:: TO BE DONE ::
Pick out each line in the records below that contains the string "label", and copy those lines.
--- Start of INFORMATION GIVEN ---
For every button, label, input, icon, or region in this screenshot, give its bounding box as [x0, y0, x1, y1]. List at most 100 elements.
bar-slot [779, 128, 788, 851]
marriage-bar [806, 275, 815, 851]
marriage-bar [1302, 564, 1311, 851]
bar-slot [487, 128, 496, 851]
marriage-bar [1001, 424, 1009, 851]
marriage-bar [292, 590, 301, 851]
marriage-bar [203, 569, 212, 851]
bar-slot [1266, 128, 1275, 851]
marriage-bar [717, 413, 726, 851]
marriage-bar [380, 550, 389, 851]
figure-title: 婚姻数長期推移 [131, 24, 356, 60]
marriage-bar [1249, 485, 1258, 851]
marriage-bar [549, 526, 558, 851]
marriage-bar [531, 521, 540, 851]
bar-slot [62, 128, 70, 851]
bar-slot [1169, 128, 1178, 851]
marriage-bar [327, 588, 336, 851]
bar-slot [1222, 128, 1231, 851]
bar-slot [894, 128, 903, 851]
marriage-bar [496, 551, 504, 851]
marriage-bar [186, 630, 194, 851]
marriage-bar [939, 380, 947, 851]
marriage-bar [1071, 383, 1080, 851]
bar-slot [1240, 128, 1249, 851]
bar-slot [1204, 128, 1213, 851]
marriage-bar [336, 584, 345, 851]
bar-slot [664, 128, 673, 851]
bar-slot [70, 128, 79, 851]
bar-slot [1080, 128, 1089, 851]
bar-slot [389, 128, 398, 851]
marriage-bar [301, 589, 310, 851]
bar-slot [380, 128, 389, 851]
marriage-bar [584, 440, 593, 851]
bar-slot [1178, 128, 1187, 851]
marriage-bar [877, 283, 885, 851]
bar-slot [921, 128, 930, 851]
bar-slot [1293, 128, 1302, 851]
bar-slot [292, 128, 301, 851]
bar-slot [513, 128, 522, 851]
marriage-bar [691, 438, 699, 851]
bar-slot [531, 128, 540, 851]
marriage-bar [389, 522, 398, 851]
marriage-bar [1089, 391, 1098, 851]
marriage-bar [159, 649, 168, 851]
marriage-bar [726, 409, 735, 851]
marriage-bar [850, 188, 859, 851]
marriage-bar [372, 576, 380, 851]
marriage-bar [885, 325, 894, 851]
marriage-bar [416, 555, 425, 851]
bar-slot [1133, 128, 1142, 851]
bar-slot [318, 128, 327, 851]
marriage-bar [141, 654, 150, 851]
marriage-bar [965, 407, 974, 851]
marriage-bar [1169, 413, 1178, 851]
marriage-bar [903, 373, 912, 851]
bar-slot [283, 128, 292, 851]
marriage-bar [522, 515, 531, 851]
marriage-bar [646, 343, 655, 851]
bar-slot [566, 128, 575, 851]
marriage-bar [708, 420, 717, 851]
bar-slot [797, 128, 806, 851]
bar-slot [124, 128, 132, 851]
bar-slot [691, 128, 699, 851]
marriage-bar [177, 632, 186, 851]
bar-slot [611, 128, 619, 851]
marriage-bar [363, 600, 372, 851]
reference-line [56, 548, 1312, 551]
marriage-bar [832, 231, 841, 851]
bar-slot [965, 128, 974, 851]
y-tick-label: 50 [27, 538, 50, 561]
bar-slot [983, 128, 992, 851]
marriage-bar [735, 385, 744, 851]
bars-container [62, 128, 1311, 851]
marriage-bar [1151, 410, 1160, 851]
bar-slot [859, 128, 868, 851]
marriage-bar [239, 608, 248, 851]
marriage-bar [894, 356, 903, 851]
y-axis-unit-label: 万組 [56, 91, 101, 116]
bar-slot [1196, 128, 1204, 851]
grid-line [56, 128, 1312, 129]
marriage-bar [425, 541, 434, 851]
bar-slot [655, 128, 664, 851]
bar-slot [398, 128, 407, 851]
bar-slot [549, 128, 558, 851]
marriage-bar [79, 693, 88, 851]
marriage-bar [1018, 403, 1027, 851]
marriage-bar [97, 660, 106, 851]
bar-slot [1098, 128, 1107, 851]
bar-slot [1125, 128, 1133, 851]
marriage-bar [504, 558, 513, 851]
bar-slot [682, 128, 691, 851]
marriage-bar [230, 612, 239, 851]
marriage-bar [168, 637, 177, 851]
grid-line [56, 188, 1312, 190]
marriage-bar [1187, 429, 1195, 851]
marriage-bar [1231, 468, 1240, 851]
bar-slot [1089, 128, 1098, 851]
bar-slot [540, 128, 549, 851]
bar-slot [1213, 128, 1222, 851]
--- End of INFORMATION GIVEN ---
:: IN RESPONSE ::
For every button, label, input, icon, or region in this screenshot, give its bounding box as [x0, y0, x1, y1]. List at most 100 elements.
y-tick-label: 50 [27, 538, 50, 561]
y-axis-unit-label: 万組 [56, 91, 101, 116]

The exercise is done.